#### [Short task]
Tally the lines holding "στόν" and state only that figure.

#### [Source records]

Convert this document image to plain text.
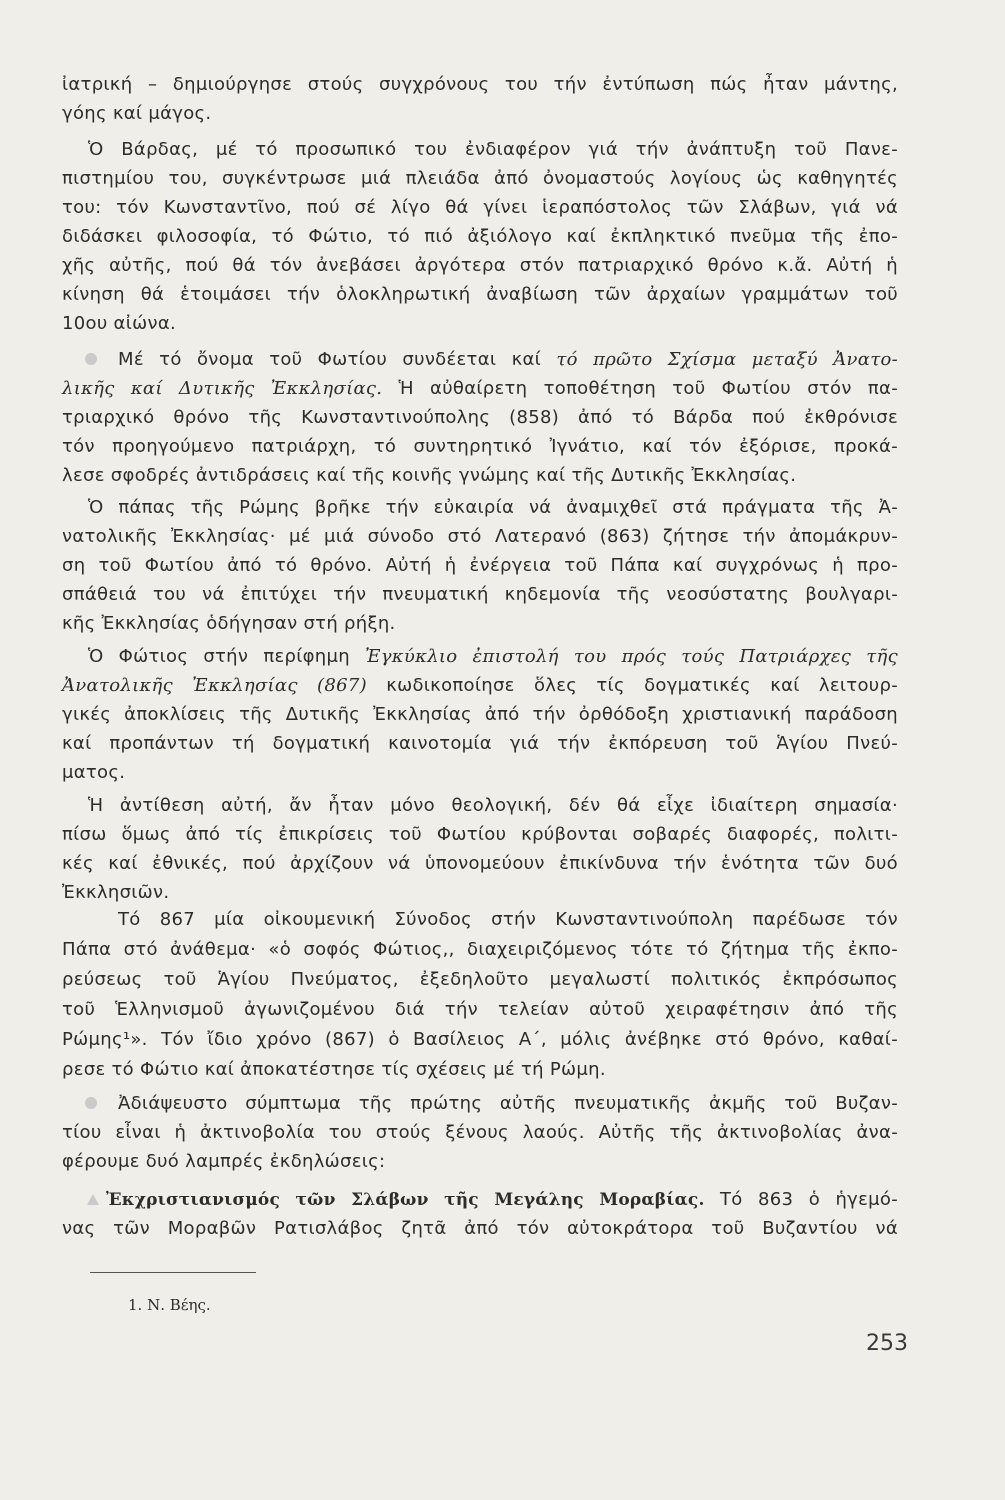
ἰατρική – δημιούργησε στούς συγχρόνους του τήν ἐντύπωση πώς ἦταν μάντης,
γόης καί μάγος.
Ὁ Βάρδας, μέ τό προσωπικό του ἐνδιαφέρον γιά τήν ἀνάπτυξη τοῦ Πανε-
πιστημίου του, συγκέντρωσε μιά πλειάδα ἀπό ὀνομαστούς λογίους ὡς καθηγητές
του: τόν Κωνσταντῖνο, πού σέ λίγο θά γίνει ἱεραπόστολος τῶν Σλάβων, γιά νά
διδάσκει φιλοσοφία, τό Φώτιο, τό πιό ἀξιόλογο καί ἐκπληκτικό πνεῦμα τῆς ἐπο-
χῆς αὐτῆς, πού θά τόν ἀνεβάσει ἀργότερα στόν πατριαρχικό θρόνο κ.ἄ. Αὐτή ἡ
κίνηση θά ἑτοιμάσει τήν ὁλοκληρωτική ἀναβίωση τῶν ἀρχαίων γραμμάτων τοῦ
10ου αἰώνα.
Μέ τό ὄνομα τοῦ Φωτίου συνδέεται καί τό πρῶτο Σχίσμα μεταξύ Ἀνατο-
λικῆς καί Δυτικῆς Ἐκκλησίας. Ἡ αὐθαίρετη τοποθέτηση τοῦ Φωτίου στόν πα-
τριαρχικό θρόνο τῆς Κωνσταντινούπολης (858) ἀπό τό Βάρδα πού ἐκθρόνισε
τόν προηγούμενο πατριάρχη, τό συντηρητικό Ἰγνάτιο, καί τόν ἐξόρισε, προκά-
λεσε σφοδρές ἀντιδράσεις καί τῆς κοινῆς γνώμης καί τῆς Δυτικῆς Ἐκκλησίας.
Ὁ πάπας τῆς Ρώμης βρῆκε τήν εὐκαιρία νά ἀναμιχθεῖ στά πράγματα τῆς Ἀ-
νατολικῆς Ἐκκλησίας· μέ μιά σύνοδο στό Λατερανό (863) ζήτησε τήν ἀπομάκρυν-
ση τοῦ Φωτίου ἀπό τό θρόνο. Αὐτή ἡ ἐνέργεια τοῦ Πάπα καί συγχρόνως ἡ προ-
σπάθειά του νά ἐπιτύχει τήν πνευματική κηδεμονία τῆς νεοσύστατης βουλγαρι-
κῆς Ἐκκλησίας ὁδήγησαν στή ρήξη.
Ὁ Φώτιος στήν περίφημη Ἐγκύκλιο ἐπιστολή του πρός τούς Πατριάρχες τῆς
Ἀνατολικῆς Ἐκκλησίας (867) κωδικοποίησε ὅλες τίς δογματικές καί λειτουρ-
γικές ἀποκλίσεις τῆς Δυτικῆς Ἐκκλησίας ἀπό τήν ὀρθόδοξη χριστιανική παράδοση
καί προπάντων τή δογματική καινοτομία γιά τήν ἐκπόρευση τοῦ Ἁγίου Πνεύ-
ματος.
Ἡ ἀντίθεση αὐτή, ἄν ἦταν μόνο θεολογική, δέν θά εἶχε ἰδιαίτερη σημασία·
πίσω ὅμως ἀπό τίς ἐπικρίσεις τοῦ Φωτίου κρύβονται σοβαρές διαφορές, πολιτι-
κές καί ἐθνικές, πού ἀρχίζουν νά ὑπονομεύουν ἐπικίνδυνα τήν ἑνότητα τῶν δυό
Ἐκκλησιῶν.
Τό 867 μία οἰκουμενική Σύνοδος στήν Κωνσταντινούπολη παρέδωσε τόν
Πάπα στό ἀνάθεμα· «ὁ σοφός Φώτιος,, διαχειριζόμενος τότε τό ζήτημα τῆς ἐκπο-
ρεύσεως τοῦ Ἁγίου Πνεύματος, ἐξεδηλοῦτο μεγαλωστί πολιτικός ἐκπρόσωπος
τοῦ Ἑλληνισμοῦ ἀγωνιζομένου διά τήν τελείαν αὐτοῦ χειραφέτησιν ἀπό τῆς
Ρώμης¹». Τόν ἴδιο χρόνο (867) ὁ Βασίλειος Α΄, μόλις ἀνέβηκε στό θρόνο, καθαί-
ρεσε τό Φώτιο καί ἀποκατέστησε τίς σχέσεις μέ τή Ρώμη.
Ἀδιάψευστο σύμπτωμα τῆς πρώτης αὐτῆς πνευματικῆς ἀκμῆς τοῦ Βυζαν-
τίου εἶναι ἡ ἀκτινοβολία του στούς ξένους λαούς. Αὐτῆς τῆς ἀκτινοβολίας ἀνα-
φέρουμε δυό λαμπρές ἐκδηλώσεις:
Ἐκχριστιανισμός τῶν Σλάβων τῆς Μεγάλης Μοραβίας. Τό 863 ὁ ἡγεμό-
νας τῶν Μοραβῶν Ρατισλάβος ζητᾶ ἀπό τόν αὐτοκράτορα τοῦ Βυζαντίου νά
1. Ν. Βέης.
253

#### [Exercise result]
2